---------- Record list
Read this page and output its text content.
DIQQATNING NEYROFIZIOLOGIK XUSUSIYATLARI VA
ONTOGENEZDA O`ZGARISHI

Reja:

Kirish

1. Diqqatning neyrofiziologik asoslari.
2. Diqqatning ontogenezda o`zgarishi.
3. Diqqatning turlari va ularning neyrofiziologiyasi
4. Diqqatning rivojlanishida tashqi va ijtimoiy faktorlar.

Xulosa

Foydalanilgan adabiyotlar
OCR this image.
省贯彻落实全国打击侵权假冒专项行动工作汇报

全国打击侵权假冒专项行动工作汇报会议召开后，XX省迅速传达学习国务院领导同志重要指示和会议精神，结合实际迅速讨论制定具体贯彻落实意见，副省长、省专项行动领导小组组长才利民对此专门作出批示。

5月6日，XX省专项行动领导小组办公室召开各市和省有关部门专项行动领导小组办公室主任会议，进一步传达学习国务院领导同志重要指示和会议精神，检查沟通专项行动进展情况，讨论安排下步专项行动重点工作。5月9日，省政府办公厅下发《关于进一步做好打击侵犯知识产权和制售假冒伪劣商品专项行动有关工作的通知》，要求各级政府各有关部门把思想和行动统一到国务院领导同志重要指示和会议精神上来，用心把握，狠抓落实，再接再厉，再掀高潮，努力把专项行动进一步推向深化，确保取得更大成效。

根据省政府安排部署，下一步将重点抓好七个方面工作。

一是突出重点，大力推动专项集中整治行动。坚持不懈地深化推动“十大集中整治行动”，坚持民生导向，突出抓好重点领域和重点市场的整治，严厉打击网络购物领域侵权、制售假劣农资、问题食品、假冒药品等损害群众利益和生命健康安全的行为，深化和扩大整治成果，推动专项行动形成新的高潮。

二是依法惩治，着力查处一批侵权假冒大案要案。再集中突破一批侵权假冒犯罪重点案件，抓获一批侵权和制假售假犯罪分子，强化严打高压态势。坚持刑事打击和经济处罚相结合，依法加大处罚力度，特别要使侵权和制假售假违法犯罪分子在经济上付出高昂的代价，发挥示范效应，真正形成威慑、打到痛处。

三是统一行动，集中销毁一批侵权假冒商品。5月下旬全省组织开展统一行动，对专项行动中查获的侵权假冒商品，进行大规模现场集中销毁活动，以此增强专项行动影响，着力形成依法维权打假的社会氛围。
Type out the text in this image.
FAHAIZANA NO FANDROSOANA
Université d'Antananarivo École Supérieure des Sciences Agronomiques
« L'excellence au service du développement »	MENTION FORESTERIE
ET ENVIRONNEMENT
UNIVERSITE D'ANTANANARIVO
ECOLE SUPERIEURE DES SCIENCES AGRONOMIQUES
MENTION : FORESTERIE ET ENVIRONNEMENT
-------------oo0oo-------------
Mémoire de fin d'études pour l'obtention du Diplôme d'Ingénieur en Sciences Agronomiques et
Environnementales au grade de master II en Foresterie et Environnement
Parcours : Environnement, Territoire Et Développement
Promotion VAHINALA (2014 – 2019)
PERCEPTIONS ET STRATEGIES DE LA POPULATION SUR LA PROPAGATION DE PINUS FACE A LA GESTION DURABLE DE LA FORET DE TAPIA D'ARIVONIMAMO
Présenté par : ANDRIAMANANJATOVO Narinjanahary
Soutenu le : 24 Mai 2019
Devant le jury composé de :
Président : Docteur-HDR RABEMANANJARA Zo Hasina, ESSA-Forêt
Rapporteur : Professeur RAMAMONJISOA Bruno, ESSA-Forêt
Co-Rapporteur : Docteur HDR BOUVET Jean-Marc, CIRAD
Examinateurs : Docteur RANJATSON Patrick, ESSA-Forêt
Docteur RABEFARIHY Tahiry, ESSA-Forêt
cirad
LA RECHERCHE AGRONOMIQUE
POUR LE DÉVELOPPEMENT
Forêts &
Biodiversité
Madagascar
--------------------
**What is needed**
Output all preceding records character for character.

**Solution**
Read this page and output its text content.
DIQQATNING NEYROFIZIOLOGIK XUSUSIYATLARI VA
ONTOGENEZDA O`ZGARISHI

Reja:

Kirish

1. Diqqatning neyrofiziologik asoslari.
2. Diqqatning ontogenezda o`zgarishi.
3. Diqqatning turlari va ularning neyrofiziologiyasi
4. Diqqatning rivojlanishida tashqi va ijtimoiy faktorlar.

Xulosa

Foydalanilgan adabiyotlar
OCR this image.
省贯彻落实全国打击侵权假冒专项行动工作汇报

全国打击侵权假冒专项行动工作汇报会议召开后，XX省迅速传达学习国务院领导同志重要指示和会议精神，结合实际迅速讨论制定具体贯彻落实意见，副省长、省专项行动领导小组组长才利民对此专门作出批示。

5月6日，XX省专项行动领导小组办公室召开各市和省有关部门专项行动领导小组办公室主任会议，进一步传达学习国务院领导同志重要指示和会议精神，检查沟通专项行动进展情况，讨论安排下步专项行动重点工作。5月9日，省政府办公厅下发《关于进一步做好打击侵犯知识产权和制售假冒伪劣商品专项行动有关工作的通知》，要求各级政府各有关部门把思想和行动统一到国务院领导同志重要指示和会议精神上来，用心把握，狠抓落实，再接再厉，再掀高潮，努力把专项行动进一步推向深化，确保取得更大成效。

根据省政府安排部署，下一步将重点抓好七个方面工作。

一是突出重点，大力推动专项集中整治行动。坚持不懈地深化推动“十大集中整治行动”，坚持民生导向，突出抓好重点领域和重点市场的整治，严厉打击网络购物领域侵权、制售假劣农资、问题食品、假冒药品等损害群众利益和生命健康安全的行为，深化和扩大整治成果，推动专项行动形成新的高潮。

二是依法惩治，着力查处一批侵权假冒大案要案。再集中突破一批侵权假冒犯罪重点案件，抓获一批侵权和制假售假犯罪分子，强化严打高压态势。坚持刑事打击和经济处罚相结合，依法加大处罚力度，特别要使侵权和制假售假违法犯罪分子在经济上付出高昂的代价，发挥示范效应，真正形成威慑、打到痛处。

三是统一行动，集中销毁一批侵权假冒商品。5月下旬全省组织开展统一行动，对专项行动中查获的侵权假冒商品，进行大规模现场集中销毁活动，以此增强专项行动影响，着力形成依法维权打假的社会氛围。
Type out the text in this image.
FAHAIZANA NO FANDROSOANA
Université d'Antananarivo École Supérieure des Sciences Agronomiques
« L'excellence au service du développement »	MENTION FORESTERIE
ET ENVIRONNEMENT
UNIVERSITE D'ANTANANARIVO
ECOLE SUPERIEURE DES SCIENCES AGRONOMIQUES
MENTION : FORESTERIE ET ENVIRONNEMENT
-------------oo0oo-------------
Mémoire de fin d'études pour l'obtention du Diplôme d'Ingénieur en Sciences Agronomiques et
Environnementales au grade de master II en Foresterie et Environnement
Parcours : Environnement, Territoire Et Développement
Promotion VAHINALA (2014 – 2019)
PERCEPTIONS ET STRATEGIES DE LA POPULATION SUR LA PROPAGATION DE PINUS FACE A LA GESTION DURABLE DE LA FORET DE TAPIA D'ARIVONIMAMO
Présenté par : ANDRIAMANANJATOVO Narinjanahary
Soutenu le : 24 Mai 2019
Devant le jury composé de :
Président : Docteur-HDR RABEMANANJARA Zo Hasina, ESSA-Forêt
Rapporteur : Professeur RAMAMONJISOA Bruno, ESSA-Forêt
Co-Rapporteur : Docteur HDR BOUVET Jean-Marc, CIRAD
Examinateurs : Docteur RANJATSON Patrick, ESSA-Forêt
Docteur RABEFARIHY Tahiry, ESSA-Forêt
cirad
LA RECHERCHE AGRONOMIQUE
POUR LE DÉVELOPPEMENT
Forêts &
Biodiversité
Madagascar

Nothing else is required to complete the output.